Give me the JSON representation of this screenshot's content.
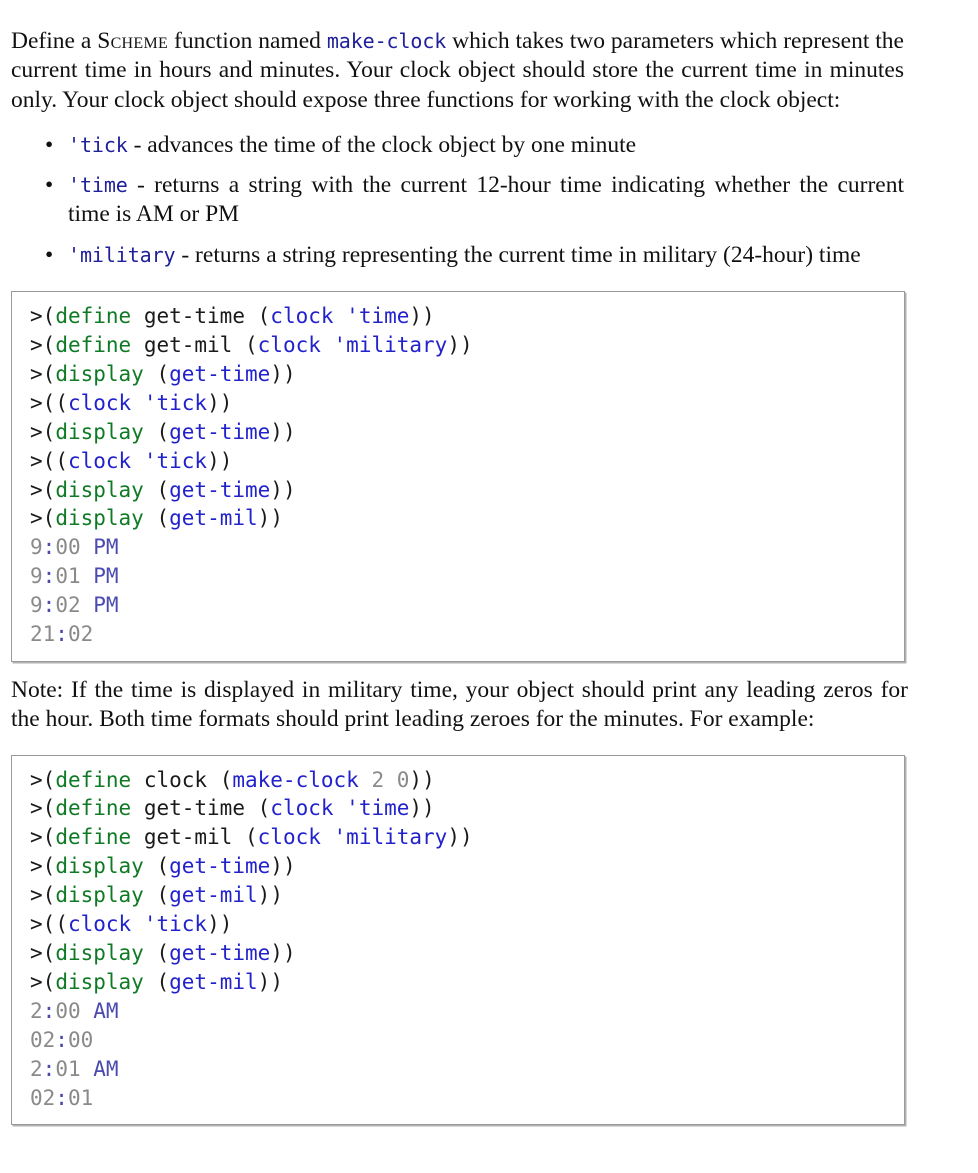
{
  "intro": {
    "before_scheme": "Define a ",
    "scheme_word": "Scheme",
    "after_scheme": " function named ",
    "code_name": "make-clock",
    "rest": " which takes two parameters which represent the current time in hours and minutes. Your clock object should store the current time in minutes only. Your clock object should expose three functions for working with the clock object:"
  },
  "bullets": [
    {
      "marker": "•",
      "code": "'tick",
      "text": " - advances the time of the clock object by one minute"
    },
    {
      "marker": "•",
      "code": "'time",
      "text": " - returns a string with the current 12-hour time indicating whether the current time is AM or PM"
    },
    {
      "marker": "•",
      "code": "'military",
      "text": " - returns a string representing the current time in military (24-hour) time"
    }
  ],
  "code_block_1": {
    "lines": [
      ">(define get-time (clock 'time))",
      ">(define get-mil (clock 'military))",
      ">(display (get-time))",
      ">((clock 'tick))",
      ">(display (get-time))",
      ">((clock 'tick))",
      ">(display (get-time))",
      ">(display (get-mil))",
      "9:00 PM",
      "9:01 PM",
      "9:02 PM",
      "21:02"
    ]
  },
  "note": {
    "text": "Note: If the time is displayed in military time, your object should print any leading zeros for the hour. Both time formats should print leading zeroes for the minutes. For example:"
  },
  "code_block_2": {
    "lines": [
      ">(define clock (make-clock 2 0))",
      ">(define get-time (clock 'time))",
      ">(define get-mil (clock 'military))",
      ">(display (get-time))",
      ">(display (get-mil))",
      ">((clock 'tick))",
      ">(display (get-time))",
      ">(display (get-mil))",
      "2:00 AM",
      "02:00",
      "2:01 AM",
      "02:01"
    ]
  },
  "colors": {
    "keyword_green": "#0f7a24",
    "variable_blue": "#2222cc",
    "output_gray": "#8a8a8a",
    "body_text": "#111111",
    "code_border": "#9a9a9a",
    "inline_code_blue": "#20209a"
  }
}
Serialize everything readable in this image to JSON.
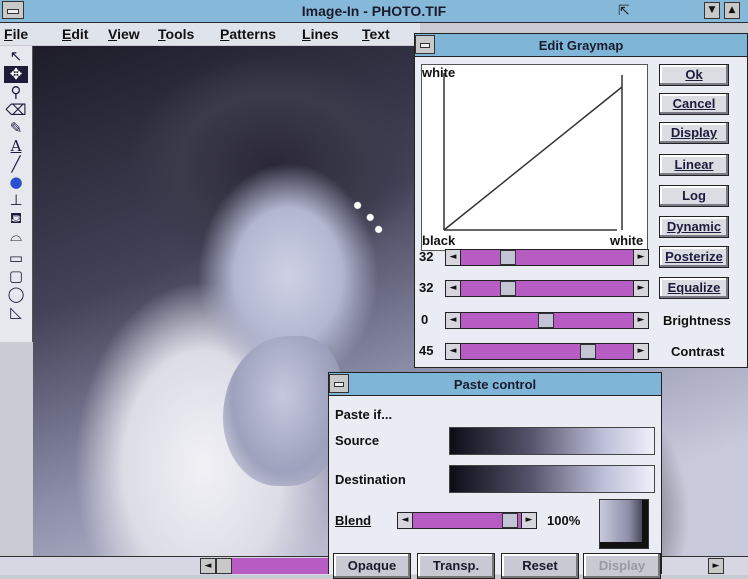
{
  "window": {
    "title": "Image-In - PHOTO.TIF",
    "menu": [
      "File",
      "Edit",
      "View",
      "Tools",
      "Patterns",
      "Lines",
      "Text"
    ]
  },
  "tools": [
    "arrow-icon",
    "move-icon",
    "zoom-icon",
    "eraser-icon",
    "pencil-icon",
    "text-icon",
    "line-icon",
    "fill-icon",
    "stamp-icon",
    "spray-icon",
    "lasso-icon",
    "rectangle-icon",
    "rounded-rect-icon",
    "ellipse-icon",
    "polygon-icon"
  ],
  "graymap": {
    "title": "Edit Graymap",
    "white_top": "white",
    "black": "black",
    "white_right": "white",
    "buttons": [
      "Ok",
      "Cancel",
      "Display",
      "Linear",
      "Log",
      "Dynamic",
      "Posterize",
      "Equalize"
    ],
    "sliders": [
      {
        "value": "32",
        "label": ""
      },
      {
        "value": "32",
        "label": ""
      },
      {
        "value": "0",
        "label": "Brightness"
      },
      {
        "value": "45",
        "label": "Contrast"
      }
    ]
  },
  "paste": {
    "title": "Paste control",
    "paste_if": "Paste if...",
    "source": "Source",
    "destination": "Destination",
    "blend": "Blend",
    "blend_value": "100%",
    "buttons": [
      "Opaque",
      "Transp.",
      "Reset",
      "Display"
    ]
  },
  "colors": {
    "titlebar": "#86b9d9",
    "slider_track": "#b75cc2",
    "dialog_bg": "#e9ecf2"
  }
}
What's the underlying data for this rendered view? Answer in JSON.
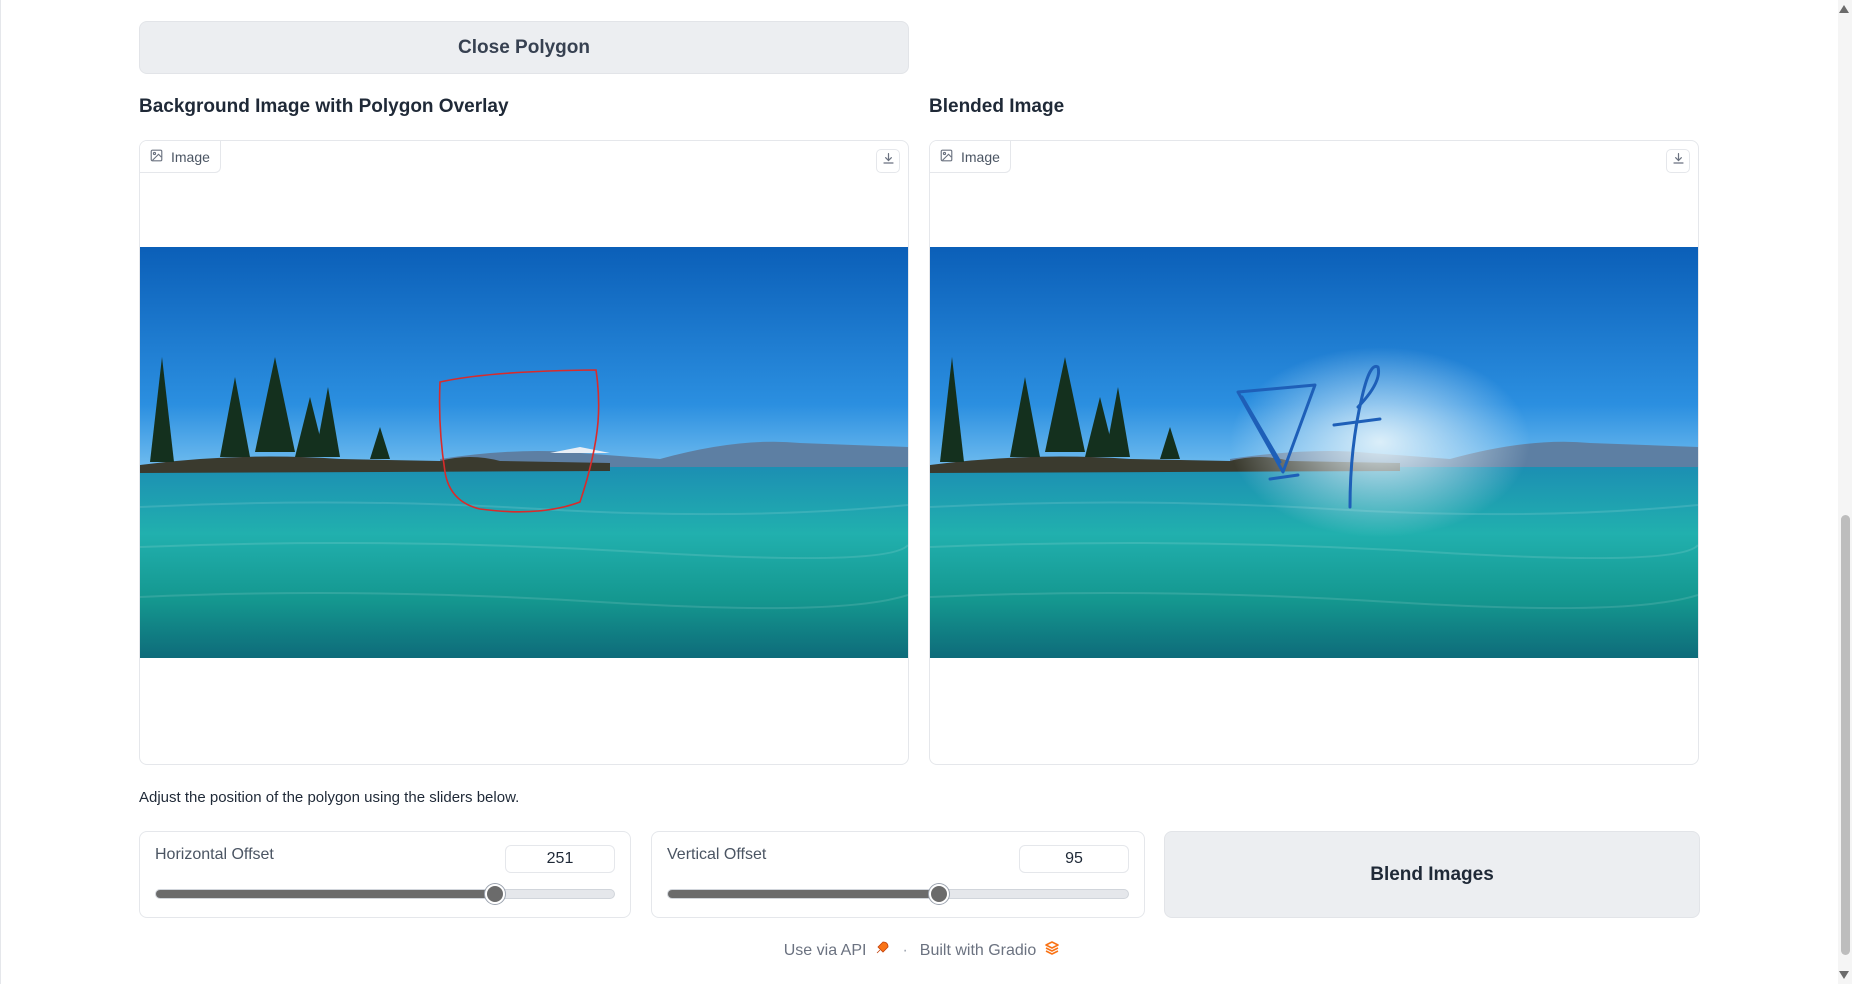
{
  "close_button": {
    "label": "Close Polygon"
  },
  "left_panel": {
    "title": "Background Image with Polygon Overlay",
    "image_label": "Image",
    "image_icon": "image-icon",
    "download_icon": "download-icon"
  },
  "right_panel": {
    "title": "Blended Image",
    "image_label": "Image",
    "image_icon": "image-icon",
    "download_icon": "download-icon"
  },
  "hint": "Adjust the position of the polygon using the sliders below.",
  "sliders": {
    "horizontal": {
      "label": "Horizontal Offset",
      "value": "251",
      "fraction": 0.74
    },
    "vertical": {
      "label": "Vertical Offset",
      "value": "95",
      "fraction": 0.59
    }
  },
  "blend_button": {
    "label": "Blend Images"
  },
  "footer": {
    "api_label": "Use via API",
    "separator": "·",
    "built_label": "Built with Gradio",
    "api_icon": "rocket-icon",
    "gradio_icon": "gradio-logo-icon"
  },
  "colors": {
    "polygon_stroke": "#d92b2b",
    "blend_stroke": "#1e5fb8",
    "sky": "#1279cf",
    "water": "#1fb3a8",
    "gradio_orange": "#f97316"
  }
}
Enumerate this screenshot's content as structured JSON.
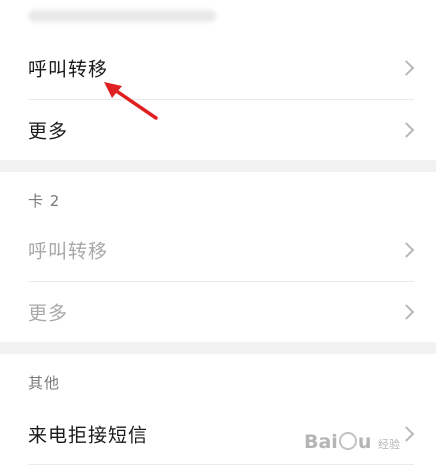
{
  "card1": {
    "rows": [
      {
        "label": "呼叫转移"
      },
      {
        "label": "更多"
      }
    ]
  },
  "card2": {
    "header": "卡 2",
    "rows": [
      {
        "label": "呼叫转移"
      },
      {
        "label": "更多"
      }
    ]
  },
  "other": {
    "header": "其他",
    "rows": [
      {
        "label": "来电拒接短信"
      }
    ]
  },
  "watermark": {
    "brand": "Bai",
    "brand_tail": "u",
    "sub": "经验"
  },
  "colors": {
    "annotation_arrow": "#e02020",
    "disabled_text": "#a8a8a8",
    "section_gap": "#f2f2f2"
  }
}
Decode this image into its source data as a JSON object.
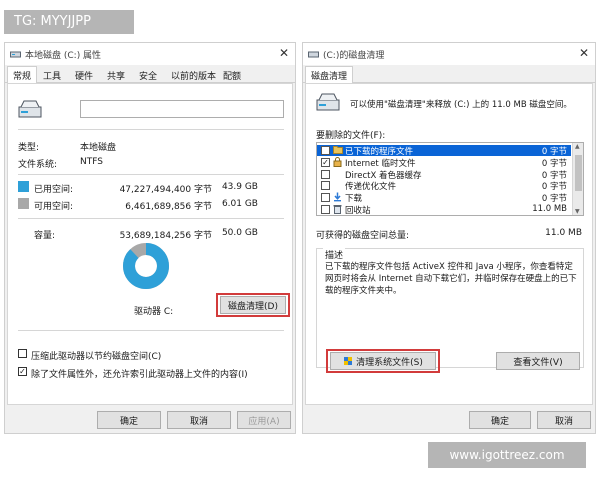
{
  "watermark_top": "TG: MYYJJPP",
  "watermark_bottom": "www.igottreez.com",
  "props": {
    "title": "本地磁盘 (C:) 属性",
    "tabs": [
      "常规",
      "工具",
      "硬件",
      "共享",
      "安全",
      "以前的版本",
      "配额"
    ],
    "type_label": "类型:",
    "type_value": "本地磁盘",
    "fs_label": "文件系统:",
    "fs_value": "NTFS",
    "used_label": "已用空间:",
    "used_bytes": "47,227,494,400 字节",
    "used_gb": "43.9 GB",
    "free_label": "可用空间:",
    "free_bytes": "6,461,689,856 字节",
    "free_gb": "6.01 GB",
    "cap_label": "容量:",
    "cap_bytes": "53,689,184,256 字节",
    "cap_gb": "50.0 GB",
    "drive_label": "驱动器 C:",
    "cleanup_button": "磁盘清理(D)",
    "compress_label": "压缩此驱动器以节约磁盘空间(C)",
    "index_label": "除了文件属性外，还允许索引此驱动器上文件的内容(I)",
    "ok": "确定",
    "cancel": "取消",
    "apply": "应用(A)",
    "used_fraction": 0.879,
    "used_color": "#2ea0d8",
    "free_color": "#a8a8a8"
  },
  "cleanup": {
    "title": "(C:)的磁盘清理",
    "tab": "磁盘清理",
    "intro": "可以使用\"磁盘清理\"来释放 (C:) 上的 11.0 MB 磁盘空间。",
    "files_label": "要删除的文件(F):",
    "items": [
      {
        "name": "已下载的程序文件",
        "size": "0 字节",
        "checked": true,
        "icon": "folder-icon"
      },
      {
        "name": "Internet 临时文件",
        "size": "0 字节",
        "checked": true,
        "icon": "lock-icon"
      },
      {
        "name": "DirectX 着色器缓存",
        "size": "0 字节",
        "checked": false,
        "icon": "blank-icon"
      },
      {
        "name": "传递优化文件",
        "size": "0 字节",
        "checked": false,
        "icon": "blank-icon"
      },
      {
        "name": "下载",
        "size": "0 字节",
        "checked": false,
        "icon": "download-icon"
      },
      {
        "name": "回收站",
        "size": "11.0 MB",
        "checked": false,
        "icon": "recycle-bin-icon"
      }
    ],
    "gain_label": "可获得的磁盘空间总量:",
    "gain_value": "11.0 MB",
    "desc_label": "描述",
    "desc_text": "已下载的程序文件包括 ActiveX 控件和 Java 小程序，你查看特定网页时将会从 Internet 自动下载它们，并临时保存在硬盘上的已下载的程序文件夹中。",
    "sys_button": "清理系统文件(S)",
    "view_button": "查看文件(V)",
    "ok": "确定",
    "cancel": "取消"
  }
}
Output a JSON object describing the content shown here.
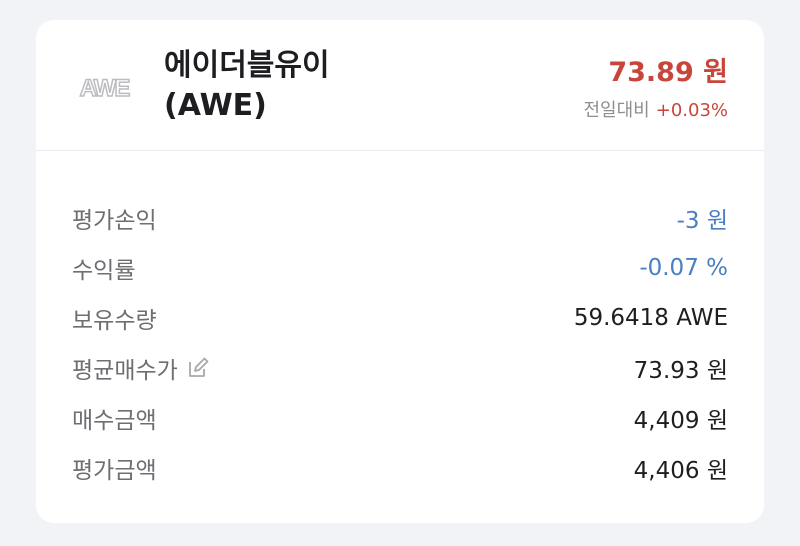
{
  "asset": {
    "logo_text": "AWE",
    "name_line1": "에이더블유이",
    "name_line2": "(AWE)",
    "price": "73.89 원",
    "change_label": "전일대비",
    "change_value": "+0.03%"
  },
  "colors": {
    "up": "#c8453a",
    "down": "#4a7fc1",
    "label": "#6e6e73"
  },
  "details": [
    {
      "label": "평가손익",
      "value": "-3 원",
      "tone": "down"
    },
    {
      "label": "수익률",
      "value": "-0.07 %",
      "tone": "down"
    },
    {
      "label": "보유수량",
      "value": "59.6418 AWE",
      "tone": "normal"
    },
    {
      "label": "평균매수가",
      "value": "73.93 원",
      "tone": "normal",
      "icon": "edit-icon"
    },
    {
      "label": "매수금액",
      "value": "4,409 원",
      "tone": "normal"
    },
    {
      "label": "평가금액",
      "value": "4,406 원",
      "tone": "normal"
    }
  ]
}
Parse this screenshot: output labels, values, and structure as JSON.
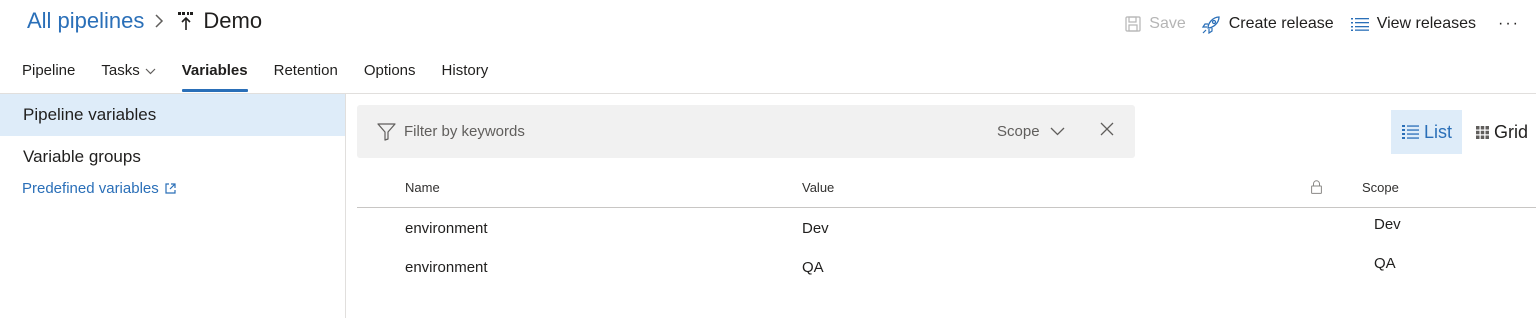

···

* [EXERCISE OBJECTIVE] From the entries above, copy out every line where the string "returns" appears.

* [ANSWER BELOW]
      "text": " - returns a string with the current 12-hour time indicating whether the current time is AM or PM"
      "text": " - returns a string representing the current time in military (24-hour) time"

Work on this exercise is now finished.